(Records from a collection)
━━━━━━

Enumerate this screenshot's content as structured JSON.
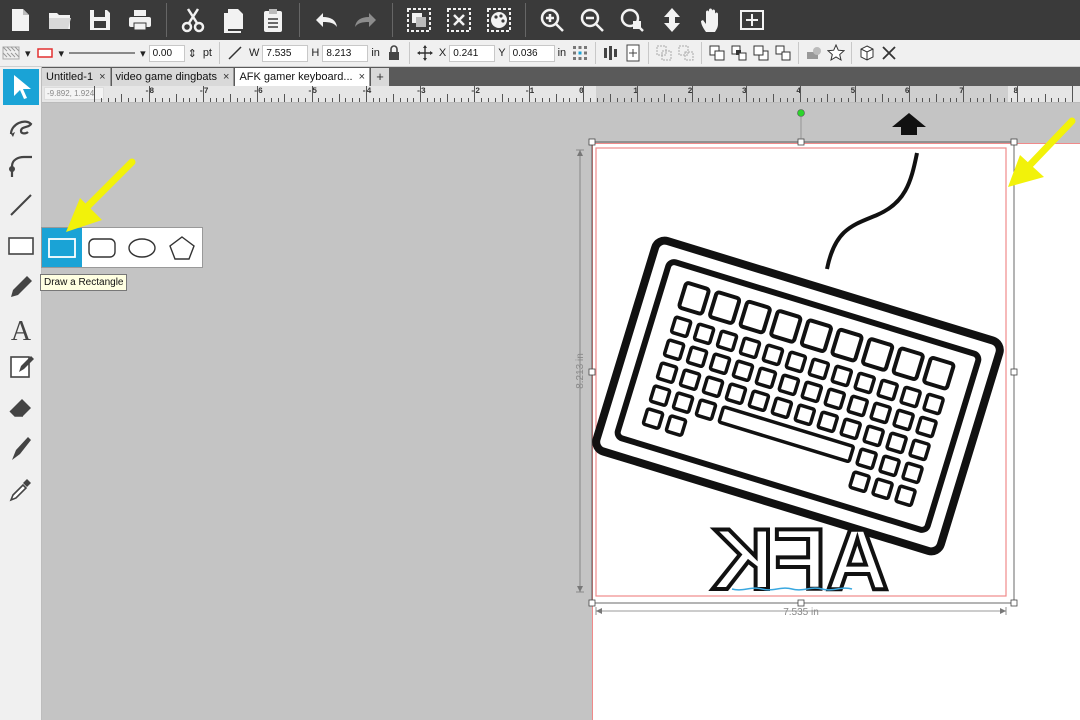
{
  "toolbar": {
    "items": [
      "new-file-icon",
      "open-folder-icon",
      "save-icon",
      "print-icon",
      "cut-icon",
      "copy-icon",
      "paste-icon",
      "undo-icon",
      "redo-icon",
      "group-icon",
      "ungroup-icon",
      "palette-icon",
      "zoom-in-icon",
      "zoom-out-icon",
      "zoom-selection-icon",
      "move-icon",
      "pan-hand-icon",
      "fit-page-icon"
    ]
  },
  "properties": {
    "line_width": "0.00",
    "line_unit": "pt",
    "width_label": "W",
    "width_value": "7.535",
    "height_label": "H",
    "height_value": "8.213",
    "size_unit": "in",
    "x_label": "X",
    "x_value": "0.241",
    "y_label": "Y",
    "y_value": "0.036",
    "pos_unit": "in"
  },
  "tabs": [
    {
      "label": "Untitled-1",
      "close": "×"
    },
    {
      "label": "video game dingbats",
      "close": "×"
    },
    {
      "label": "AFK gamer keyboard...",
      "close": "×"
    }
  ],
  "tab_add": "+",
  "ruler": {
    "readout": "-9.892, 1.924",
    "labels": [
      "-8",
      "-7",
      "-6",
      "-5",
      "-4",
      "-3",
      "-2",
      "-1",
      "0",
      "1",
      "2",
      "3",
      "4",
      "5",
      "6",
      "7",
      "8"
    ]
  },
  "tools": [
    "select-arrow-icon",
    "knife-swirl-icon",
    "bezier-icon",
    "line-icon",
    "rectangle-icon",
    "pencil-icon",
    "text-icon",
    "edit-points-icon",
    "eraser-icon",
    "knife-icon",
    "eyedropper-icon"
  ],
  "flyout": {
    "items": [
      "rectangle-icon",
      "rounded-rectangle-icon",
      "ellipse-icon",
      "polygon-icon"
    ],
    "tooltip": "Draw a Rectangle"
  },
  "artwork": {
    "afk_text": "AFK",
    "height_dim": "8.213 in",
    "width_dim": "7.535 in"
  },
  "colors": {
    "accent": "#1aa3d6",
    "annotation": "#f2f20a",
    "page_border": "#f08a8a"
  }
}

━━━━━━

REQUIRED TASK> Exclude the pictures and repeat every other part of the records word for word.

RIGHT ANSWER>
Enumerate this screenshot's content as structured JSON.
{
  "toolbar": {
    "items": [
      "new-file-icon",
      "open-folder-icon",
      "save-icon",
      "print-icon",
      "cut-icon",
      "copy-icon",
      "paste-icon",
      "undo-icon",
      "redo-icon",
      "group-icon",
      "ungroup-icon",
      "palette-icon",
      "zoom-in-icon",
      "zoom-out-icon",
      "zoom-selection-icon",
      "move-icon",
      "pan-hand-icon",
      "fit-page-icon"
    ]
  },
  "properties": {
    "line_width": "0.00",
    "line_unit": "pt",
    "width_label": "W",
    "width_value": "7.535",
    "height_label": "H",
    "height_value": "8.213",
    "size_unit": "in",
    "x_label": "X",
    "x_value": "0.241",
    "y_label": "Y",
    "y_value": "0.036",
    "pos_unit": "in"
  },
  "tabs": [
    {
      "label": "Untitled-1",
      "close": "×"
    },
    {
      "label": "video game dingbats",
      "close": "×"
    },
    {
      "label": "AFK gamer keyboard...",
      "close": "×"
    }
  ],
  "tab_add": "+",
  "ruler": {
    "readout": "-9.892, 1.924",
    "labels": [
      "-8",
      "-7",
      "-6",
      "-5",
      "-4",
      "-3",
      "-2",
      "-1",
      "0",
      "1",
      "2",
      "3",
      "4",
      "5",
      "6",
      "7",
      "8"
    ]
  },
  "tools": [
    "select-arrow-icon",
    "knife-swirl-icon",
    "bezier-icon",
    "line-icon",
    "rectangle-icon",
    "pencil-icon",
    "text-icon",
    "edit-points-icon",
    "eraser-icon",
    "knife-icon",
    "eyedropper-icon"
  ],
  "flyout": {
    "items": [
      "rectangle-icon",
      "rounded-rectangle-icon",
      "ellipse-icon",
      "polygon-icon"
    ],
    "tooltip": "Draw a Rectangle"
  },
  "artwork": {
    "afk_text": "AFK",
    "height_dim": "8.213 in",
    "width_dim": "7.535 in"
  },
  "colors": {
    "accent": "#1aa3d6",
    "annotation": "#f2f20a",
    "page_border": "#f08a8a"
  }
}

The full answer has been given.